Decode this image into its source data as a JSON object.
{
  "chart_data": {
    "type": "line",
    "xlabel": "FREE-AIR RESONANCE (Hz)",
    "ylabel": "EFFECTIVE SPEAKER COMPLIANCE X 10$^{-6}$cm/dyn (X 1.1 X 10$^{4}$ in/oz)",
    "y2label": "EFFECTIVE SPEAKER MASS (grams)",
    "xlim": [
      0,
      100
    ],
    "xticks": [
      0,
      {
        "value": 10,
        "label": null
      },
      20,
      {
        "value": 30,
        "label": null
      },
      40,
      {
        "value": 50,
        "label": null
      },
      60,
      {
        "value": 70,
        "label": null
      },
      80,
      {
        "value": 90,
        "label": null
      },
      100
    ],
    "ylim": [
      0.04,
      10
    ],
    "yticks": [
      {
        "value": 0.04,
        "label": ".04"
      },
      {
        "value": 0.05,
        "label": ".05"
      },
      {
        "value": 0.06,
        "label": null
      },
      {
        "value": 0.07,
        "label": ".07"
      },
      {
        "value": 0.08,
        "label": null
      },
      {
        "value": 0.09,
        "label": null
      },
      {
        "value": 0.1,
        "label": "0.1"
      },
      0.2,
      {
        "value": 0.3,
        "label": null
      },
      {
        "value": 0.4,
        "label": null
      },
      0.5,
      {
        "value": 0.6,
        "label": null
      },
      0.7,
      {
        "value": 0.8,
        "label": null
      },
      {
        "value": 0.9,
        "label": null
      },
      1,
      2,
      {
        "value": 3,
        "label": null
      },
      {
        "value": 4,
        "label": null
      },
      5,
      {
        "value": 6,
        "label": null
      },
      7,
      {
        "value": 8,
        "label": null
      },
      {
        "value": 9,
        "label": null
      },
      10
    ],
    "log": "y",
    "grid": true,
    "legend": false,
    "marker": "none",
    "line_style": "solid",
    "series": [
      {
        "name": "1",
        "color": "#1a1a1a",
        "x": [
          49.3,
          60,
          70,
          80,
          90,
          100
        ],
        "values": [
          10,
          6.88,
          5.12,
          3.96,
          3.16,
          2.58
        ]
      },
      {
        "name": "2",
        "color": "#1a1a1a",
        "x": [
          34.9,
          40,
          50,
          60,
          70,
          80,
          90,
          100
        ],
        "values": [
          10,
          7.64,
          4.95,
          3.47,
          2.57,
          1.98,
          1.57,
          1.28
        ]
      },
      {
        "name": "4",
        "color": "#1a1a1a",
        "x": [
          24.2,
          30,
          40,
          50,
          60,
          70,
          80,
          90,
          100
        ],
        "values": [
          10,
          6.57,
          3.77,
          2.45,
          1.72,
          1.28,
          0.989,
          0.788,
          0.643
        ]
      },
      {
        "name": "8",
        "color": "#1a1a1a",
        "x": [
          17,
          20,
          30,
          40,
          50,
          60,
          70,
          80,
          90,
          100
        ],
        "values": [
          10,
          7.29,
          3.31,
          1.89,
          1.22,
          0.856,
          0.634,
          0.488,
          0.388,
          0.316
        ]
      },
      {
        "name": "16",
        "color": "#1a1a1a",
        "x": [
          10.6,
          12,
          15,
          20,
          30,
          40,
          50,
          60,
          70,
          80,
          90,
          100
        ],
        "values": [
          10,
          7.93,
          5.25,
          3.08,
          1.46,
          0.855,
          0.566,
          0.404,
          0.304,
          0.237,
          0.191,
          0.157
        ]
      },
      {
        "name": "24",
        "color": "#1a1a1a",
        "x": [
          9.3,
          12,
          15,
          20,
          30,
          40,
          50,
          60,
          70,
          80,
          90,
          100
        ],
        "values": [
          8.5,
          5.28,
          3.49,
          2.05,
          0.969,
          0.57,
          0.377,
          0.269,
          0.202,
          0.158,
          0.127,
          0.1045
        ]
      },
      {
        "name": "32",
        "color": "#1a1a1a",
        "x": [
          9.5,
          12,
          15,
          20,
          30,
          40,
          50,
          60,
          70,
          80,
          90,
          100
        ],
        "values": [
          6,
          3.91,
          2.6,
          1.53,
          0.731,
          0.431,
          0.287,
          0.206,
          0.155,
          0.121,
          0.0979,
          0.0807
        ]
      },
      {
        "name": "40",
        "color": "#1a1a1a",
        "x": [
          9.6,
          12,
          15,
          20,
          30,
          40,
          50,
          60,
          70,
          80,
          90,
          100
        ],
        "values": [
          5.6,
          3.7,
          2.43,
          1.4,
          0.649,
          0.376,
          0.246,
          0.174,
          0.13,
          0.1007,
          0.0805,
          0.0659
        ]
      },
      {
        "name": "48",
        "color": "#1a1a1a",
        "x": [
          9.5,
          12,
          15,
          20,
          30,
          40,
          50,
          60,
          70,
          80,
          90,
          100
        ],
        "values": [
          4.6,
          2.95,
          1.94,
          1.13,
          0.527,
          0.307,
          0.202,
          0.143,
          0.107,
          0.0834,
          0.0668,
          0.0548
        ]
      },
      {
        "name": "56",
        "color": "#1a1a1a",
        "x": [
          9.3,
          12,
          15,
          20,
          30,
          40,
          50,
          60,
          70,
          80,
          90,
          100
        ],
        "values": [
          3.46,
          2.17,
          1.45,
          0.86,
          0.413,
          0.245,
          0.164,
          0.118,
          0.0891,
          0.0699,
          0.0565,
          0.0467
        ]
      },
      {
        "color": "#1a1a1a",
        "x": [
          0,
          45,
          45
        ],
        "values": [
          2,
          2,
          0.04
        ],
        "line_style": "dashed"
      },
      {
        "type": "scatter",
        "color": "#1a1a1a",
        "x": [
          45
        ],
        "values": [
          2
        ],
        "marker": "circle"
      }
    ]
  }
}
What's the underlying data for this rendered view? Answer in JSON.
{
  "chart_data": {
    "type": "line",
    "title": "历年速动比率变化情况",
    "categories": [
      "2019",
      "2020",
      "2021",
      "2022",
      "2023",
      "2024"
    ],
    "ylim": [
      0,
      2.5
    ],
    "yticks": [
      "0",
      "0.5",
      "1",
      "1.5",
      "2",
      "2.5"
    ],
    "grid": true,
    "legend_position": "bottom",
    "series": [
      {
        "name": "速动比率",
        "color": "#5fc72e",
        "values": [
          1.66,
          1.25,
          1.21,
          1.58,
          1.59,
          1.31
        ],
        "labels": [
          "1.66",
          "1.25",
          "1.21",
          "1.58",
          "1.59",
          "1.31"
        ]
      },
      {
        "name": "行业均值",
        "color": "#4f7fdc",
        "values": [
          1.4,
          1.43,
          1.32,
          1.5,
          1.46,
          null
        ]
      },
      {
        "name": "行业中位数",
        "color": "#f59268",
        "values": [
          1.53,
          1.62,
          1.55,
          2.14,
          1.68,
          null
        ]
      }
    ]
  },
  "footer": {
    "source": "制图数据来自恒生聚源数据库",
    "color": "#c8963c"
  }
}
——————
Please output the entire listing exactly as it stands.

◆ SOLUTION TO THIS EXERCISE:
Decode this image into its source data as a JSON object.
{
  "chart_data": {
    "type": "line",
    "xlabel": "FREE-AIR RESONANCE (Hz)",
    "ylabel": "EFFECTIVE SPEAKER COMPLIANCE X 10$^{-6}$cm/dyn (X 1.1 X 10$^{4}$ in/oz)",
    "y2label": "EFFECTIVE SPEAKER MASS (grams)",
    "xlim": [
      0,
      100
    ],
    "xticks": [
      0,
      {
        "value": 10,
        "label": null
      },
      20,
      {
        "value": 30,
        "label": null
      },
      40,
      {
        "value": 50,
        "label": null
      },
      60,
      {
        "value": 70,
        "label": null
      },
      80,
      {
        "value": 90,
        "label": null
      },
      100
    ],
    "ylim": [
      0.04,
      10
    ],
    "yticks": [
      {
        "value": 0.04,
        "label": ".04"
      },
      {
        "value": 0.05,
        "label": ".05"
      },
      {
        "value": 0.06,
        "label": null
      },
      {
        "value": 0.07,
        "label": ".07"
      },
      {
        "value": 0.08,
        "label": null
      },
      {
        "value": 0.09,
        "label": null
      },
      {
        "value": 0.1,
        "label": "0.1"
      },
      0.2,
      {
        "value": 0.3,
        "label": null
      },
      {
        "value": 0.4,
        "label": null
      },
      0.5,
      {
        "value": 0.6,
        "label": null
      },
      0.7,
      {
        "value": 0.8,
        "label": null
      },
      {
        "value": 0.9,
        "label": null
      },
      1,
      2,
      {
        "value": 3,
        "label": null
      },
      {
        "value": 4,
        "label": null
      },
      5,
      {
        "value": 6,
        "label": null
      },
      7,
      {
        "value": 8,
        "label": null
      },
      {
        "value": 9,
        "label": null
      },
      10
    ],
    "log": "y",
    "grid": true,
    "legend": false,
    "marker": "none",
    "line_style": "solid",
    "series": [
      {
        "name": "1",
        "color": "#1a1a1a",
        "x": [
          49.3,
          60,
          70,
          80,
          90,
          100
        ],
        "values": [
          10,
          6.88,
          5.12,
          3.96,
          3.16,
          2.58
        ]
      },
      {
        "name": "2",
        "color": "#1a1a1a",
        "x": [
          34.9,
          40,
          50,
          60,
          70,
          80,
          90,
          100
        ],
        "values": [
          10,
          7.64,
          4.95,
          3.47,
          2.57,
          1.98,
          1.57,
          1.28
        ]
      },
      {
        "name": "4",
        "color": "#1a1a1a",
        "x": [
          24.2,
          30,
          40,
          50,
          60,
          70,
          80,
          90,
          100
        ],
        "values": [
          10,
          6.57,
          3.77,
          2.45,
          1.72,
          1.28,
          0.989,
          0.788,
          0.643
        ]
      },
      {
        "name": "8",
        "color": "#1a1a1a",
        "x": [
          17,
          20,
          30,
          40,
          50,
          60,
          70,
          80,
          90,
          100
        ],
        "values": [
          10,
          7.29,
          3.31,
          1.89,
          1.22,
          0.856,
          0.634,
          0.488,
          0.388,
          0.316
        ]
      },
      {
        "name": "16",
        "color": "#1a1a1a",
        "x": [
          10.6,
          12,
          15,
          20,
          30,
          40,
          50,
          60,
          70,
          80,
          90,
          100
        ],
        "values": [
          10,
          7.93,
          5.25,
          3.08,
          1.46,
          0.855,
          0.566,
          0.404,
          0.304,
          0.237,
          0.191,
          0.157
        ]
      },
      {
        "name": "24",
        "color": "#1a1a1a",
        "x": [
          9.3,
          12,
          15,
          20,
          30,
          40,
          50,
          60,
          70,
          80,
          90,
          100
        ],
        "values": [
          8.5,
          5.28,
          3.49,
          2.05,
          0.969,
          0.57,
          0.377,
          0.269,
          0.202,
          0.158,
          0.127,
          0.1045
        ]
      },
      {
        "name": "32",
        "color": "#1a1a1a",
        "x": [
          9.5,
          12,
          15,
          20,
          30,
          40,
          50,
          60,
          70,
          80,
          90,
          100
        ],
        "values": [
          6,
          3.91,
          2.6,
          1.53,
          0.731,
          0.431,
          0.287,
          0.206,
          0.155,
          0.121,
          0.0979,
          0.0807
        ]
      },
      {
        "name": "40",
        "color": "#1a1a1a",
        "x": [
          9.6,
          12,
          15,
          20,
          30,
          40,
          50,
          60,
          70,
          80,
          90,
          100
        ],
        "values": [
          5.6,
          3.7,
          2.43,
          1.4,
          0.649,
          0.376,
          0.246,
          0.174,
          0.13,
          0.1007,
          0.0805,
          0.0659
        ]
      },
      {
        "name": "48",
        "color": "#1a1a1a",
        "x": [
          9.5,
          12,
          15,
          20,
          30,
          40,
          50,
          60,
          70,
          80,
          90,
          100
        ],
        "values": [
          4.6,
          2.95,
          1.94,
          1.13,
          0.527,
          0.307,
          0.202,
          0.143,
          0.107,
          0.0834,
          0.0668,
          0.0548
        ]
      },
      {
        "name": "56",
        "color": "#1a1a1a",
        "x": [
          9.3,
          12,
          15,
          20,
          30,
          40,
          50,
          60,
          70,
          80,
          90,
          100
        ],
        "values": [
          3.46,
          2.17,
          1.45,
          0.86,
          0.413,
          0.245,
          0.164,
          0.118,
          0.0891,
          0.0699,
          0.0565,
          0.0467
        ]
      },
      {
        "color": "#1a1a1a",
        "x": [
          0,
          45,
          45
        ],
        "values": [
          2,
          2,
          0.04
        ],
        "line_style": "dashed"
      },
      {
        "type": "scatter",
        "color": "#1a1a1a",
        "x": [
          45
        ],
        "values": [
          2
        ],
        "marker": "circle"
      }
    ]
  }
}
What's the underlying data for this rendered view? Answer in JSON.
{
  "chart_data": {
    "type": "line",
    "title": "历年速动比率变化情况",
    "categories": [
      "2019",
      "2020",
      "2021",
      "2022",
      "2023",
      "2024"
    ],
    "ylim": [
      0,
      2.5
    ],
    "yticks": [
      "0",
      "0.5",
      "1",
      "1.5",
      "2",
      "2.5"
    ],
    "grid": true,
    "legend_position": "bottom",
    "series": [
      {
        "name": "速动比率",
        "color": "#5fc72e",
        "values": [
          1.66,
          1.25,
          1.21,
          1.58,
          1.59,
          1.31
        ],
        "labels": [
          "1.66",
          "1.25",
          "1.21",
          "1.58",
          "1.59",
          "1.31"
        ]
      },
      {
        "name": "行业均值",
        "color": "#4f7fdc",
        "values": [
          1.4,
          1.43,
          1.32,
          1.5,
          1.46,
          null
        ]
      },
      {
        "name": "行业中位数",
        "color": "#f59268",
        "values": [
          1.53,
          1.62,
          1.55,
          2.14,
          1.68,
          null
        ]
      }
    ]
  },
  "footer": {
    "source": "制图数据来自恒生聚源数据库",
    "color": "#c8963c"
  }
}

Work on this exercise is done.